# Data in this exercise start

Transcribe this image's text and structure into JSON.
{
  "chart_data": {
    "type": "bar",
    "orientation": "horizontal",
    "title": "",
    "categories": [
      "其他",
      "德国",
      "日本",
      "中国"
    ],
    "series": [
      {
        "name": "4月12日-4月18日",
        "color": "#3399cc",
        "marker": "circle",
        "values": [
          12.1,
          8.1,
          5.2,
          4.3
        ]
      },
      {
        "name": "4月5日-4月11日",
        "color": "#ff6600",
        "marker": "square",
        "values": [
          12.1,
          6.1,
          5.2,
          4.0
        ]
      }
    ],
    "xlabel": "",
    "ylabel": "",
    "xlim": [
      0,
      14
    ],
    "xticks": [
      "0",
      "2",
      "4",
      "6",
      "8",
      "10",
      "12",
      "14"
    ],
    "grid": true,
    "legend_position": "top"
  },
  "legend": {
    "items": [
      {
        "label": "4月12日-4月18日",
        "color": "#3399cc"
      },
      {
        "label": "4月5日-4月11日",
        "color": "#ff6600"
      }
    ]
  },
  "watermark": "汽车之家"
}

# Data in this exercise end
# Data in this exercise start

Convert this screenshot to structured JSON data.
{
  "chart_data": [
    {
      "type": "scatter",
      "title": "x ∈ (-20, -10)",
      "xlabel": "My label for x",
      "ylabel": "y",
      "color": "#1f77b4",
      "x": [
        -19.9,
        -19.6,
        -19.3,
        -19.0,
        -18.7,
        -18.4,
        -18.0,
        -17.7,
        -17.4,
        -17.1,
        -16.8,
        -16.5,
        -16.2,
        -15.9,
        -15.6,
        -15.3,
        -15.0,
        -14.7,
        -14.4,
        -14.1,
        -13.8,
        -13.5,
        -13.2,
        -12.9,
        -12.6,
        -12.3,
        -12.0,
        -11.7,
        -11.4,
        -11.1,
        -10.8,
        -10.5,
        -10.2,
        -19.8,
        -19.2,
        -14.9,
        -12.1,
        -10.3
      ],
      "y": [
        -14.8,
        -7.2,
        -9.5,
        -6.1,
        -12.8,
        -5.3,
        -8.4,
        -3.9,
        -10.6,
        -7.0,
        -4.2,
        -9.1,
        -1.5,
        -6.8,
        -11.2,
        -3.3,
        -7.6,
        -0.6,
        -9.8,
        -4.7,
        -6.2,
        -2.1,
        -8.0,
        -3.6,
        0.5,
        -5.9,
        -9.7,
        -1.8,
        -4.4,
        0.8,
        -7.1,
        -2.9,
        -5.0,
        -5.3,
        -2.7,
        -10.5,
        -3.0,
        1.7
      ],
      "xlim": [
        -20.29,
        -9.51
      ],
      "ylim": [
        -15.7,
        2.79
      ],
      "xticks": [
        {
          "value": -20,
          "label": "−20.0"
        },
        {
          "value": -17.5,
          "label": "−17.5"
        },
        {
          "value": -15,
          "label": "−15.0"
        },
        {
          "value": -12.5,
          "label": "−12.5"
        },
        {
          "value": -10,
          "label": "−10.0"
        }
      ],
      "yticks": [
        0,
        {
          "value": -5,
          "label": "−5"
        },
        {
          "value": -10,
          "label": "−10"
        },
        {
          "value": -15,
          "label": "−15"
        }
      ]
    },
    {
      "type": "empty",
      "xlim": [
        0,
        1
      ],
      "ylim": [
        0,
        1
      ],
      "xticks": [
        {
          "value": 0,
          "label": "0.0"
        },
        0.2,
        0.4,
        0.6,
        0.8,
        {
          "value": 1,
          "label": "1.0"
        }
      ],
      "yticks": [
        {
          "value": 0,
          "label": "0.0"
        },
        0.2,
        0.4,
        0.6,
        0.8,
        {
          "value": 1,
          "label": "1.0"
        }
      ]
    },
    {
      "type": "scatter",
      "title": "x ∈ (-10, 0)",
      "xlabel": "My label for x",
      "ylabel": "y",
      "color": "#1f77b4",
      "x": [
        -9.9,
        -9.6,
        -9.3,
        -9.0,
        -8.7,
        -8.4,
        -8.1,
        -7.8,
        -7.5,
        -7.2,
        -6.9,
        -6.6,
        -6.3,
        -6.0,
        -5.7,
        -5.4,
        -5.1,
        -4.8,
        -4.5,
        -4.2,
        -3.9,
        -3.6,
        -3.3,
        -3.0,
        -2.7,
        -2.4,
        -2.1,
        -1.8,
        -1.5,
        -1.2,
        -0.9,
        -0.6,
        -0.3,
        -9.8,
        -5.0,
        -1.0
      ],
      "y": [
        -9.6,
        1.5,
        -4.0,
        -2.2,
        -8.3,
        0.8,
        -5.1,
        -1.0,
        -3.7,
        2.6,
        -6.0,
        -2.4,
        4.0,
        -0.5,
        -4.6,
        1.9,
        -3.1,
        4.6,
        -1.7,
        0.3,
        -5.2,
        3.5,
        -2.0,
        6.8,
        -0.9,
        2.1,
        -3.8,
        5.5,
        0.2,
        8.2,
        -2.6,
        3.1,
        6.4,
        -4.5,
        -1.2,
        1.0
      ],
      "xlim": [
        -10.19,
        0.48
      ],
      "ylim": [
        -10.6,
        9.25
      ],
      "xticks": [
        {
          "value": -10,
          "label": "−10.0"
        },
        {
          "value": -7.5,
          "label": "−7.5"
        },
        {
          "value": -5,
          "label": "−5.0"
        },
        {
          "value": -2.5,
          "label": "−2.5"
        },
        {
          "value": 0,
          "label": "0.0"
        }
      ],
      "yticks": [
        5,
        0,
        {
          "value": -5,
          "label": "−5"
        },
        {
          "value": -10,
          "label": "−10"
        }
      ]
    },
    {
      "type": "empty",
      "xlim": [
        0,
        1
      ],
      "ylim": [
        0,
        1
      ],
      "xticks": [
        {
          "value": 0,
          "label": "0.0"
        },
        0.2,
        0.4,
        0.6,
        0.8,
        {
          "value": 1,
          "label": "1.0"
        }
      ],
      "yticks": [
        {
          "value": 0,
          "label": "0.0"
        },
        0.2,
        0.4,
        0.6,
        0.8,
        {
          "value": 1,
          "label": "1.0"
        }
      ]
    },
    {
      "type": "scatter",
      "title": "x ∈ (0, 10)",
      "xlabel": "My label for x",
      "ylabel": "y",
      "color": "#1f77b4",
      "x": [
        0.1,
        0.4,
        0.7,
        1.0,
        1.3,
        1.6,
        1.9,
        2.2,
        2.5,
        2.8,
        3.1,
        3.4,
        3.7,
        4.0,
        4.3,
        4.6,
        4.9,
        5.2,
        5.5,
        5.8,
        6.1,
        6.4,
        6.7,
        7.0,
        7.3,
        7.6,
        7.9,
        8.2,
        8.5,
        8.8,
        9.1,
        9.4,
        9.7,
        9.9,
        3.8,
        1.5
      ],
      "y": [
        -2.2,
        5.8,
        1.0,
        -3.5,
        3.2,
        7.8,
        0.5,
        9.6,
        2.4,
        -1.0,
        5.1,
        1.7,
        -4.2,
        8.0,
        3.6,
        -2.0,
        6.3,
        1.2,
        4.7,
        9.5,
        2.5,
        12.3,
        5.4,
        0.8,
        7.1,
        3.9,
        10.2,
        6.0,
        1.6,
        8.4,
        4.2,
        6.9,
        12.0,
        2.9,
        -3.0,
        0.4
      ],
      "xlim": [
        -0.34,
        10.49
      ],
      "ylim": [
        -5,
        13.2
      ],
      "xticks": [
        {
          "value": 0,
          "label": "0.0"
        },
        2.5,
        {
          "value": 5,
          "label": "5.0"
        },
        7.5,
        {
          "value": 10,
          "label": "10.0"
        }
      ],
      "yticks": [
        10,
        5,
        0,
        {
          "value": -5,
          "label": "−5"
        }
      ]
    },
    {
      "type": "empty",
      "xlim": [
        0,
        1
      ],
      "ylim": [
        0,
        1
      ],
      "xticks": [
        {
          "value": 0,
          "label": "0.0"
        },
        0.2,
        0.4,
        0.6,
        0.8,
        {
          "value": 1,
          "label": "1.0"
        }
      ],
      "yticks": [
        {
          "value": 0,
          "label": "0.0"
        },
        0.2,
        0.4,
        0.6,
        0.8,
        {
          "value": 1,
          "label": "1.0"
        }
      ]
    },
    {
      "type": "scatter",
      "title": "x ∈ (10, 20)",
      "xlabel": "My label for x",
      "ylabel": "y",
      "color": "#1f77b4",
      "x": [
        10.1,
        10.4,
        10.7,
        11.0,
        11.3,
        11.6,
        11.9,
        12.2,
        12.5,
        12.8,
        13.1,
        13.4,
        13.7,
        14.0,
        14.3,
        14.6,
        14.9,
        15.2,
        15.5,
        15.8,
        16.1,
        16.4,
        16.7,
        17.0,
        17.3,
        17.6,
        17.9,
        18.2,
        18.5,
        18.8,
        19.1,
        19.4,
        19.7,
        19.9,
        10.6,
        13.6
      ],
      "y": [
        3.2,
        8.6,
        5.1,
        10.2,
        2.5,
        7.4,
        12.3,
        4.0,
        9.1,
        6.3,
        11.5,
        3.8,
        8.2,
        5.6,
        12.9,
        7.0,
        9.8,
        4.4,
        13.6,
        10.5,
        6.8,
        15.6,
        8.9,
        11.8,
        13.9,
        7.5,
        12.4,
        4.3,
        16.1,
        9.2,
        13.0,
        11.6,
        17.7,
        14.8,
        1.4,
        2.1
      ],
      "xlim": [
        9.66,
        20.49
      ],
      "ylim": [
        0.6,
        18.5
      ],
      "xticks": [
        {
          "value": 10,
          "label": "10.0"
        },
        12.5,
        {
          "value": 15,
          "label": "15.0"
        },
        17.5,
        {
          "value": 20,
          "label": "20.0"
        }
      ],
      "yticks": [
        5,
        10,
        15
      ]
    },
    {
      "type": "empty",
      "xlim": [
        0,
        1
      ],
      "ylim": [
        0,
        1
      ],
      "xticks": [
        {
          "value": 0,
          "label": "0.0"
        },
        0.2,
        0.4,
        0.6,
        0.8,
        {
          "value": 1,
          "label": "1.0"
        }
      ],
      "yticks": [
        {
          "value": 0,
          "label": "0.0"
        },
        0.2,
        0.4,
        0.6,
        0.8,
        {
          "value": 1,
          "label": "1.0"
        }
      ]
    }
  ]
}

# Data in this exercise end

**Problem description**
Copy out each line of the entries that holds "title".

**Expected answer**
    "title": "",
      "title": "x ∈ (-20, -10)",
      "title": "x ∈ (-10, 0)",
      "title": "x ∈ (0, 10)",
      "title": "x ∈ (10, 20)",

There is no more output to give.